-------- EXCERPTED RECORDS --------

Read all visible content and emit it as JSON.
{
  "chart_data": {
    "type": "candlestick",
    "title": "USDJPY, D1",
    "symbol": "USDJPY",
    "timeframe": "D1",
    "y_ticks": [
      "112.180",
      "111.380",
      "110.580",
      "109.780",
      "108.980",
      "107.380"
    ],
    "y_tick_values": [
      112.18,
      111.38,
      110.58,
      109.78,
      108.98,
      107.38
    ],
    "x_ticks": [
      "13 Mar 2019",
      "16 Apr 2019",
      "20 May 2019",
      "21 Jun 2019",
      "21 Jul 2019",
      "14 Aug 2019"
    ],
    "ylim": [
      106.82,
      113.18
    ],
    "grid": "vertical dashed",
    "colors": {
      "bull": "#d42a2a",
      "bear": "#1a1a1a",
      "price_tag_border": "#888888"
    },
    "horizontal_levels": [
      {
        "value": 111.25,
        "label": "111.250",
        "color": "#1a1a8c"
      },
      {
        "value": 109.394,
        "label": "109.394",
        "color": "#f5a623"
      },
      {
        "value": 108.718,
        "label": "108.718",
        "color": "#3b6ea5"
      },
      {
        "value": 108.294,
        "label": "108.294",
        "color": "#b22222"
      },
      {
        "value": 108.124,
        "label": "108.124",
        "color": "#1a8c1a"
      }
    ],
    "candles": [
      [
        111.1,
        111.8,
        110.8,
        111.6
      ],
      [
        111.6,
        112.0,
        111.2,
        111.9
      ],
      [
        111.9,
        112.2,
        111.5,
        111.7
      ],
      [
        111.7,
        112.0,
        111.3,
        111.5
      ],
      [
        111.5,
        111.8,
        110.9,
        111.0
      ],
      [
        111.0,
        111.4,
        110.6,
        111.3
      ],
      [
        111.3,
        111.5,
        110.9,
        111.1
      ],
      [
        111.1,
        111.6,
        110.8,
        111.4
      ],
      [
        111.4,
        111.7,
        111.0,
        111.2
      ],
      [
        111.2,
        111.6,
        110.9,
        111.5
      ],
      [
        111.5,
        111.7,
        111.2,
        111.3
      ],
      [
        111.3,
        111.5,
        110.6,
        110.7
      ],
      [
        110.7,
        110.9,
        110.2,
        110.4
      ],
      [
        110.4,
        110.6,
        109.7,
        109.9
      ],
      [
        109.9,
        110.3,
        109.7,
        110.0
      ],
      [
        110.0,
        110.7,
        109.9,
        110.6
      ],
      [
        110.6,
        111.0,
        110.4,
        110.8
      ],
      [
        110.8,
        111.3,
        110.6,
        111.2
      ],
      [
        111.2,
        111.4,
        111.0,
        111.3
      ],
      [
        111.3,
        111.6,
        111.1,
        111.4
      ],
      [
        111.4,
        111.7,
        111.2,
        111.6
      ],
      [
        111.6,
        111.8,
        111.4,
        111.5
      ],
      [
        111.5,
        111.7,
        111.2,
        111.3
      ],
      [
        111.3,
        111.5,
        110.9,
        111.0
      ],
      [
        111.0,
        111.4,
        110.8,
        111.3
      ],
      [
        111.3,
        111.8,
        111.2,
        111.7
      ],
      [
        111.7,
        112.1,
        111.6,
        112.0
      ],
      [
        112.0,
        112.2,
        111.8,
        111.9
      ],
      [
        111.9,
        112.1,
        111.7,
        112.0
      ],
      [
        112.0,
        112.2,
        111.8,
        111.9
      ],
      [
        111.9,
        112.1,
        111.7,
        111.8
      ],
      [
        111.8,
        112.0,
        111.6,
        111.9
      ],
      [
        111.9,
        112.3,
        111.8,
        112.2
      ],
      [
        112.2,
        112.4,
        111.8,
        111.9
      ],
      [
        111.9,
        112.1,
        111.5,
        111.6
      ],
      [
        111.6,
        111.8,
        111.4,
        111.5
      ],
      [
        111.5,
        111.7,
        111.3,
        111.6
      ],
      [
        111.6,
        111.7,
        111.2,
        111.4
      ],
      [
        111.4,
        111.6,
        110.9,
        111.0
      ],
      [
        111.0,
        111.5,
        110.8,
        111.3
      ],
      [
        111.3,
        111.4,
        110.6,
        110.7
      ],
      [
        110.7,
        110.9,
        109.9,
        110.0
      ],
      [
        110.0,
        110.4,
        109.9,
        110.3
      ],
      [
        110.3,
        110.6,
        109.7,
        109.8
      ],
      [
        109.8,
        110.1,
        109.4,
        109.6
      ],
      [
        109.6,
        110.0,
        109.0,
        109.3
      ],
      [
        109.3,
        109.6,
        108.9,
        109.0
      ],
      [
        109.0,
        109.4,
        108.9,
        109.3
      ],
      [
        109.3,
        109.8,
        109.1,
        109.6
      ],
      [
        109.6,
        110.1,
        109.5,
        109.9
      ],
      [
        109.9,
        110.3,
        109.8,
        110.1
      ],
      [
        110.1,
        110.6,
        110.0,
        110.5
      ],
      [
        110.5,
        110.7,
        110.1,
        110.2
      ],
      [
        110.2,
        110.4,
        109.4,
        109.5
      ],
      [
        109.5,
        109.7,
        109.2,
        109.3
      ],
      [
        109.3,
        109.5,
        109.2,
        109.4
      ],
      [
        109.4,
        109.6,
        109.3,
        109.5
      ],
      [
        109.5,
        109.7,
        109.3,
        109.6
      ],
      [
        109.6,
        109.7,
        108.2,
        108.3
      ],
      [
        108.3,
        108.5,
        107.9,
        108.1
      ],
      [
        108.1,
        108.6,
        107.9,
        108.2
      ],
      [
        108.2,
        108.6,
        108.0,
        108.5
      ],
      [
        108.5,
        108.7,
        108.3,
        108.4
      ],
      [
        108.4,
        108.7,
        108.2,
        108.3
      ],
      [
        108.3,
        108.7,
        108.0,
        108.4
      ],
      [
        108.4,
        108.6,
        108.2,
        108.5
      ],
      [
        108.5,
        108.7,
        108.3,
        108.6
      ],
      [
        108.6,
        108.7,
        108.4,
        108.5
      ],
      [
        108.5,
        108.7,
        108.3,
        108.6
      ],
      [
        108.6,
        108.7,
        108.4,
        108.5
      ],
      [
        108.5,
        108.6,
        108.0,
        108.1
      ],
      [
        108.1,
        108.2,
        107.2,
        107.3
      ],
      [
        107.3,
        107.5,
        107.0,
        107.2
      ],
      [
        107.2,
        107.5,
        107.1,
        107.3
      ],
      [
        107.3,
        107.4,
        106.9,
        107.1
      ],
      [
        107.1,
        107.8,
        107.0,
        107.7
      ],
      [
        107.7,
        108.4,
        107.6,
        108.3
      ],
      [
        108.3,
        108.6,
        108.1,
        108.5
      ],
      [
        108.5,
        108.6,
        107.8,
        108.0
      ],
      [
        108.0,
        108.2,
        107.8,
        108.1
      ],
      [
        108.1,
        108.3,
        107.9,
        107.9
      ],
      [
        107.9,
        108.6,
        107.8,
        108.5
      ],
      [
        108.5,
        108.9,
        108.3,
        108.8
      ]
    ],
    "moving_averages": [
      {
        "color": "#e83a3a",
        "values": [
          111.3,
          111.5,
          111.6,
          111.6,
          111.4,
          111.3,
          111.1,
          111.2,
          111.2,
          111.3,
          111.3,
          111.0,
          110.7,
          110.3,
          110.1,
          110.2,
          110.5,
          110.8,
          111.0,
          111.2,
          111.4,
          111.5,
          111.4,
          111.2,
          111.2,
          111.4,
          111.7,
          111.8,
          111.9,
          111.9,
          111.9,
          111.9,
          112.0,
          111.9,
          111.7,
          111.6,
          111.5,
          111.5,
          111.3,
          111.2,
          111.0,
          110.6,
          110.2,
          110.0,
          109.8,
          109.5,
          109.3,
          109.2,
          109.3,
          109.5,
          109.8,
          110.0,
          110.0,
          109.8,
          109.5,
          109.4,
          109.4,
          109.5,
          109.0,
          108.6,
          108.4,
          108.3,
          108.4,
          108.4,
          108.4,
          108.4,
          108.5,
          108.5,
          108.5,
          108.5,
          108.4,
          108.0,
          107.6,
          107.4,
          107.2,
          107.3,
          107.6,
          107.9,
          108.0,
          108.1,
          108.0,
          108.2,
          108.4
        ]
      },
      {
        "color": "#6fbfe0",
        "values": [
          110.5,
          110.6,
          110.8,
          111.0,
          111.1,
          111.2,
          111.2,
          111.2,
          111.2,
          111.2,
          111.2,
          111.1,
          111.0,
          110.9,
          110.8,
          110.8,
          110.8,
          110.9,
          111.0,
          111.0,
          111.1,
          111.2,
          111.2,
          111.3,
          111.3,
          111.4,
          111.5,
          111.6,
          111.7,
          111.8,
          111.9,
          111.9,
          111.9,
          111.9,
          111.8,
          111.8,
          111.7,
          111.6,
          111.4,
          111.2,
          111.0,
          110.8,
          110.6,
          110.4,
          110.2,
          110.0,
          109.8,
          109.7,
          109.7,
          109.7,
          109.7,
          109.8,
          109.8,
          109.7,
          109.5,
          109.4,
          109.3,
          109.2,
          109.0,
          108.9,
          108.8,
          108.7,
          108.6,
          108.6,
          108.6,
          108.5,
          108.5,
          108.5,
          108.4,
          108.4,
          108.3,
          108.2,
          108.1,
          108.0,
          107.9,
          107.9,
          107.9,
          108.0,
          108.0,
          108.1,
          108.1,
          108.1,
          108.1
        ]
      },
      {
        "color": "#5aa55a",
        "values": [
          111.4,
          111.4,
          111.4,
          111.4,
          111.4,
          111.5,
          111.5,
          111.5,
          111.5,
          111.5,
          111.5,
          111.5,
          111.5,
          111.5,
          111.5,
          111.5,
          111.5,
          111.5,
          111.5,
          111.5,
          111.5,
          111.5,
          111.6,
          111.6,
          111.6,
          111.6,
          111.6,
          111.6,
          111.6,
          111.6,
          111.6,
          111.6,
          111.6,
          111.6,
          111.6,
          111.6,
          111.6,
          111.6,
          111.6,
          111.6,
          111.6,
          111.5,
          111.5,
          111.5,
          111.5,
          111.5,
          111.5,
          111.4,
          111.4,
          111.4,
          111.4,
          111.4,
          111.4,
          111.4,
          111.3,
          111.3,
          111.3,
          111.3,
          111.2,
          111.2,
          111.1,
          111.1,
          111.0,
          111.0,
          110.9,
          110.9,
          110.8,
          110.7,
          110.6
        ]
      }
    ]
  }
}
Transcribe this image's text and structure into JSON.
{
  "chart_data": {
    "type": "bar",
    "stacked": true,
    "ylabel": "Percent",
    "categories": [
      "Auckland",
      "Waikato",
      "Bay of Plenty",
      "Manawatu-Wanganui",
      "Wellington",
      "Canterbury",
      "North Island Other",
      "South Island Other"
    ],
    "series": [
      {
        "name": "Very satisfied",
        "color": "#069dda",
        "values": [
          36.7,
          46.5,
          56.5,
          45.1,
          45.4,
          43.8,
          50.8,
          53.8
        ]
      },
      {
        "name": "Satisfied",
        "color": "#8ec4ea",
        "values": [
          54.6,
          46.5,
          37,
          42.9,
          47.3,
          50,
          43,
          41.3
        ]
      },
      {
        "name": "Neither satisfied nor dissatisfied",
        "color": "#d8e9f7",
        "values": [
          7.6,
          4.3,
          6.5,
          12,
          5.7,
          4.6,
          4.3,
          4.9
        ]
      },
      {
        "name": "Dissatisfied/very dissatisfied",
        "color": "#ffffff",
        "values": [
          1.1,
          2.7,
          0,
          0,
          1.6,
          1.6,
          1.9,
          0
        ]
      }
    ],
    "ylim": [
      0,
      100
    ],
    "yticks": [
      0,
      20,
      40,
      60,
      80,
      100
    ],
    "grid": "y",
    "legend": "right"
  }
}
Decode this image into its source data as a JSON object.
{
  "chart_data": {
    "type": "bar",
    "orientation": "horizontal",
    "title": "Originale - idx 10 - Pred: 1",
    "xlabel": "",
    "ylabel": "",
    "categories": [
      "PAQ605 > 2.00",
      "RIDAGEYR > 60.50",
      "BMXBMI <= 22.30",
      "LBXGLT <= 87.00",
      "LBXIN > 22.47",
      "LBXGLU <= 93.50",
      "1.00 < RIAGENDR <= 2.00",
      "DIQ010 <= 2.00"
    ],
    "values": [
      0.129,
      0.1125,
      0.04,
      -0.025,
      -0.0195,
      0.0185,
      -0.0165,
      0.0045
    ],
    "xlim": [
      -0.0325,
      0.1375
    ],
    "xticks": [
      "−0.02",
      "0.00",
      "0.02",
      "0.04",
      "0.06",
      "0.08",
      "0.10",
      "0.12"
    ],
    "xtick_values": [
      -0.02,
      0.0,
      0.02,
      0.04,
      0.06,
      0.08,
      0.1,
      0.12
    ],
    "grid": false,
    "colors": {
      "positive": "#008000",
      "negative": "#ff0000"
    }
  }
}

--------

Reproduce the listing above exactly from the line containing "Decode this image" through its last line, with both of those lines included.

Decode this image into its source data as a JSON object.
{
  "chart_data": {
    "type": "bar",
    "orientation": "horizontal",
    "title": "Originale - idx 10 - Pred: 1",
    "xlabel": "",
    "ylabel": "",
    "categories": [
      "PAQ605 > 2.00",
      "RIDAGEYR > 60.50",
      "BMXBMI <= 22.30",
      "LBXGLT <= 87.00",
      "LBXIN > 22.47",
      "LBXGLU <= 93.50",
      "1.00 < RIAGENDR <= 2.00",
      "DIQ010 <= 2.00"
    ],
    "values": [
      0.129,
      0.1125,
      0.04,
      -0.025,
      -0.0195,
      0.0185,
      -0.0165,
      0.0045
    ],
    "xlim": [
      -0.0325,
      0.1375
    ],
    "xticks": [
      "−0.02",
      "0.00",
      "0.02",
      "0.04",
      "0.06",
      "0.08",
      "0.10",
      "0.12"
    ],
    "xtick_values": [
      -0.02,
      0.0,
      0.02,
      0.04,
      0.06,
      0.08,
      0.1,
      0.12
    ],
    "grid": false,
    "colors": {
      "positive": "#008000",
      "negative": "#ff0000"
    }
  }
}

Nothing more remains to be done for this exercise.